## begin

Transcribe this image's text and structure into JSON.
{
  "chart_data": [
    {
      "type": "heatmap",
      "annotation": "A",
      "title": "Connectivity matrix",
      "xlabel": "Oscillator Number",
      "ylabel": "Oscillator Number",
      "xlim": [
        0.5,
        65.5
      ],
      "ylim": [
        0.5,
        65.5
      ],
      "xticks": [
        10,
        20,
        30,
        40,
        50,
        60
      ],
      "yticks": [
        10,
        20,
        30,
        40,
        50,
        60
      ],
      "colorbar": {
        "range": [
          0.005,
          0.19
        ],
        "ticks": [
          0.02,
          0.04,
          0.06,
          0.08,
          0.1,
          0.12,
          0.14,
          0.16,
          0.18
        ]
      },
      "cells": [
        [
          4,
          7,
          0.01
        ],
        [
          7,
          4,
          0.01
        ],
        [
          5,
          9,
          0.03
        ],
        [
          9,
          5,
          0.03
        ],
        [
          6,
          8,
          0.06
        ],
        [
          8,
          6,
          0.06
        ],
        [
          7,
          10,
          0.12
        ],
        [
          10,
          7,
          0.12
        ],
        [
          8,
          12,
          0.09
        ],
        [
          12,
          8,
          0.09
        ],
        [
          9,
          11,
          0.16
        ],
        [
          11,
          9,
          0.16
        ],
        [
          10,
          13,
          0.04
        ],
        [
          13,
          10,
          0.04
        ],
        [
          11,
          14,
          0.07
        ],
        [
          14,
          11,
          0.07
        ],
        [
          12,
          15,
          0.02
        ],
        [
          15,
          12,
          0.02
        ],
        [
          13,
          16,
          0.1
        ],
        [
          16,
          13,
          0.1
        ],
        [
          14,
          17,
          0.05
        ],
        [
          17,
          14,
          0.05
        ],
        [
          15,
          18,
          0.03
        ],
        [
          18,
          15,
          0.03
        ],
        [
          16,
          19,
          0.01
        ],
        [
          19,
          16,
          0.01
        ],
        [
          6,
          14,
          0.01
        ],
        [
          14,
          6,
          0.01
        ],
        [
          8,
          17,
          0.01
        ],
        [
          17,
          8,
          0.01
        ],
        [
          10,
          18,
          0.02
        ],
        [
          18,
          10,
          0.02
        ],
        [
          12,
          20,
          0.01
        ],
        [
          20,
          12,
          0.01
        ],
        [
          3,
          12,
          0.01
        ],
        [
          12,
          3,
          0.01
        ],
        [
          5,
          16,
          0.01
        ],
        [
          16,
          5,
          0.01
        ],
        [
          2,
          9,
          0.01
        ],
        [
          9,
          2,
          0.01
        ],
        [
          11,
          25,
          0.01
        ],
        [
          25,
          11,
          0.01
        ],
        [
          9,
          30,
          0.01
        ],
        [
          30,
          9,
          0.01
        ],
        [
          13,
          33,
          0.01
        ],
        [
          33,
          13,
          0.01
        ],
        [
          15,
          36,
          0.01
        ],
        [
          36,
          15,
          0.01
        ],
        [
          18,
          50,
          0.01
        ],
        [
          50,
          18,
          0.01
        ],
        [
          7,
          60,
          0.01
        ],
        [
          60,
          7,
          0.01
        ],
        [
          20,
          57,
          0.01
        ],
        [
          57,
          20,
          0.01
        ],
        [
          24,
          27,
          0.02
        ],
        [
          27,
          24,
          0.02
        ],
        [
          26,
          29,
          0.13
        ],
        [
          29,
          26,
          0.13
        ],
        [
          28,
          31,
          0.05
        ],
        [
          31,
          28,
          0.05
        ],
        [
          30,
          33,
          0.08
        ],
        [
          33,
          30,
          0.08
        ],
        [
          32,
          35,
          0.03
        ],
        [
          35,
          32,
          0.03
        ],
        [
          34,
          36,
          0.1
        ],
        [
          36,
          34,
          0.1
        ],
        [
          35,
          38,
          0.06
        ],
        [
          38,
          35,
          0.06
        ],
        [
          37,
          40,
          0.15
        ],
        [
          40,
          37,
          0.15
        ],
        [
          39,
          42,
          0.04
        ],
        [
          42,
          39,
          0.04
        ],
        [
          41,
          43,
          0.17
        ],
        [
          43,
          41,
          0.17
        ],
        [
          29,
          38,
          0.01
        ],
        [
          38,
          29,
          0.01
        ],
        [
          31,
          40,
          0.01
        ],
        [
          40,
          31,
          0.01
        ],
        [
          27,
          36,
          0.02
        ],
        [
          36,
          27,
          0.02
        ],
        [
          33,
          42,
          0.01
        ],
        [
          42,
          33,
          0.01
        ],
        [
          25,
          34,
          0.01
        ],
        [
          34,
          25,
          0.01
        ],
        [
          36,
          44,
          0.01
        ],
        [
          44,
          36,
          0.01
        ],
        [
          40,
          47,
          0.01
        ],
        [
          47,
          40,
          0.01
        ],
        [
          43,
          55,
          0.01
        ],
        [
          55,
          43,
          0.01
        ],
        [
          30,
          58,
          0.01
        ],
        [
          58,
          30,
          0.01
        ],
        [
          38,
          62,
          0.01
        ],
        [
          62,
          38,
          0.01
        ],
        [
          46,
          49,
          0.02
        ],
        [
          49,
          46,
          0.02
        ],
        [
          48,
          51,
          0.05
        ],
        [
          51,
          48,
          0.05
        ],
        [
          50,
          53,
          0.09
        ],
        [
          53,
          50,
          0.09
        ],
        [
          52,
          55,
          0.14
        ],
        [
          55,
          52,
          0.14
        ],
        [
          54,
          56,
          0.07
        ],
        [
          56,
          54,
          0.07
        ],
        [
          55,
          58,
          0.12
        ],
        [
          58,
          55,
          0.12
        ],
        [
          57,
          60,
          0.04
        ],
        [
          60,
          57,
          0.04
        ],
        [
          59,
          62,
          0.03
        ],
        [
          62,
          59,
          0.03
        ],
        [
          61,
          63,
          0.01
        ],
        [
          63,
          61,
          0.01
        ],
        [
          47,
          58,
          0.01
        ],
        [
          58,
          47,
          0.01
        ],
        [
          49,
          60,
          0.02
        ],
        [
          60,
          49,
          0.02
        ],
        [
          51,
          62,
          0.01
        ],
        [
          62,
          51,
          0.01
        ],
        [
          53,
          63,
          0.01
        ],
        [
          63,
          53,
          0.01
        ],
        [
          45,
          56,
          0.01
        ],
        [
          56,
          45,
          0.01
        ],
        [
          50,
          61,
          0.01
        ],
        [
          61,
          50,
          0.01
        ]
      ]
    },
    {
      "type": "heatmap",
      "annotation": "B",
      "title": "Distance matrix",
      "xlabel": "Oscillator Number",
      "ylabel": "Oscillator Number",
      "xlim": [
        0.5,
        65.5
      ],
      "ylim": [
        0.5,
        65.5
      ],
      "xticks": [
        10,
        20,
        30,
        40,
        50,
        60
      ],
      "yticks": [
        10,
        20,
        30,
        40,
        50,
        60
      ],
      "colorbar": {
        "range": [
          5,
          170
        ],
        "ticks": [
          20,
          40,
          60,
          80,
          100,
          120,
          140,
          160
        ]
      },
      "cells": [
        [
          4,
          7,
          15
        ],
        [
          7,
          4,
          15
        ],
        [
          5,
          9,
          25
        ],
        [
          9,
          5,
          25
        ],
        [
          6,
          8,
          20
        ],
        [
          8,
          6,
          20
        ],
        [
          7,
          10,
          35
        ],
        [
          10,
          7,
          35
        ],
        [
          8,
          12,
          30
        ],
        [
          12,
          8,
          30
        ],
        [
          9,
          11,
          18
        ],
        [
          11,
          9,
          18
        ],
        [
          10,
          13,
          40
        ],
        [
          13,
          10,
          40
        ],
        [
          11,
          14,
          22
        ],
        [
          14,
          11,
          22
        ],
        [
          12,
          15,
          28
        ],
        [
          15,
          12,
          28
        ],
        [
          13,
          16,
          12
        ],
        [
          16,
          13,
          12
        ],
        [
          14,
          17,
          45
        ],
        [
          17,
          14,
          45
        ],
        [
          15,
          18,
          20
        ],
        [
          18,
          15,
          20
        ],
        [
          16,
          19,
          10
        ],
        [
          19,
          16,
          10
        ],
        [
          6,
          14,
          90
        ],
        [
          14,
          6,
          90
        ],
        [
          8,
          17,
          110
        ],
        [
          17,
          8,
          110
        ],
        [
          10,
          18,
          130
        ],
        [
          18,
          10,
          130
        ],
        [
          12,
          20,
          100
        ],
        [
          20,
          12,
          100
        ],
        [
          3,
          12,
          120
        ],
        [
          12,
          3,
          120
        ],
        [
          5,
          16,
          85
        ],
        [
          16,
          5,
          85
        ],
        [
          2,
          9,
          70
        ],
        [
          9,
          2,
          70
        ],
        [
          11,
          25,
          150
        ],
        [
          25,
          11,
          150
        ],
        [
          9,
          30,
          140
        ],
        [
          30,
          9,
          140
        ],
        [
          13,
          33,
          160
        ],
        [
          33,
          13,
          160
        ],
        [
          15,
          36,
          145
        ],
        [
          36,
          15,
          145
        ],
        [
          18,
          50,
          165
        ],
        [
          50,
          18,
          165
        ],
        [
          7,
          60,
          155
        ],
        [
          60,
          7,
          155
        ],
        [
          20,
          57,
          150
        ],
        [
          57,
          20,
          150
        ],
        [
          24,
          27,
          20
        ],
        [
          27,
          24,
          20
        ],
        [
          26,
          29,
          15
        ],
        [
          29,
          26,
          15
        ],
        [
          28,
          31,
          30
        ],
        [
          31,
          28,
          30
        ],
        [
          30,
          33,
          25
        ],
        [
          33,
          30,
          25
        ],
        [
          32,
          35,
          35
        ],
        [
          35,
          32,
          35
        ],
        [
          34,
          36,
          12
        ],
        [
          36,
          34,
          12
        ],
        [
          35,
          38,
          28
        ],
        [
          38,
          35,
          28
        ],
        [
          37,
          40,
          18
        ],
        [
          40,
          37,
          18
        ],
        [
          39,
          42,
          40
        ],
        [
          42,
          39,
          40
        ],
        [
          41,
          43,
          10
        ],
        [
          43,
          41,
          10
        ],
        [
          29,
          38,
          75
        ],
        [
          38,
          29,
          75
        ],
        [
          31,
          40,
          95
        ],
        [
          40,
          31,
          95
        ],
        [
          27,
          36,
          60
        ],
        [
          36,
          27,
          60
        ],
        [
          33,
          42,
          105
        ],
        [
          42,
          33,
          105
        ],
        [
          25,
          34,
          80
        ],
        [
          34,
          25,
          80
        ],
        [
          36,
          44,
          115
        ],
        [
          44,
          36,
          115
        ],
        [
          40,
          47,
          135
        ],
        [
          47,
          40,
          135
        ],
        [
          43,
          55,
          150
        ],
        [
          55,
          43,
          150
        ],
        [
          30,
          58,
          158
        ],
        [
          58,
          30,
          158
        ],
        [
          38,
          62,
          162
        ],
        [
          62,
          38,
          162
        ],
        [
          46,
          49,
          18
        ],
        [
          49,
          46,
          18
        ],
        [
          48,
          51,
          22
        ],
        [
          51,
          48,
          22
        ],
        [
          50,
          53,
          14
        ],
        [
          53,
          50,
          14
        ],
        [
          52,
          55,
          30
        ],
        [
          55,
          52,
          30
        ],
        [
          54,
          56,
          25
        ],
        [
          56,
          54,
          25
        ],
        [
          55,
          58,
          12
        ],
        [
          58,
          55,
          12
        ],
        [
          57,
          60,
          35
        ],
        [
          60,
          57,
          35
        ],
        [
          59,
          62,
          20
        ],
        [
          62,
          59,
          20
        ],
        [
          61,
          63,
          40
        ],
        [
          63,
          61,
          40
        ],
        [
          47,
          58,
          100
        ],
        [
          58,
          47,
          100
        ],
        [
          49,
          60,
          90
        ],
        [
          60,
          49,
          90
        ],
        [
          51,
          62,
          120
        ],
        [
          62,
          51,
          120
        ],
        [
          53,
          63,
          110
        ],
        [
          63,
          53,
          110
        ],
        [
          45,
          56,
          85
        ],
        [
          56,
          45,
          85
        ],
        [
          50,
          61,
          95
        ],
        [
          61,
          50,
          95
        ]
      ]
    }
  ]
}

## end

→ **Direction**
Extract each line holding the word "title" from the records.

→ **In response**
      "title": "Connectivity matrix",
      "title": "Distance matrix",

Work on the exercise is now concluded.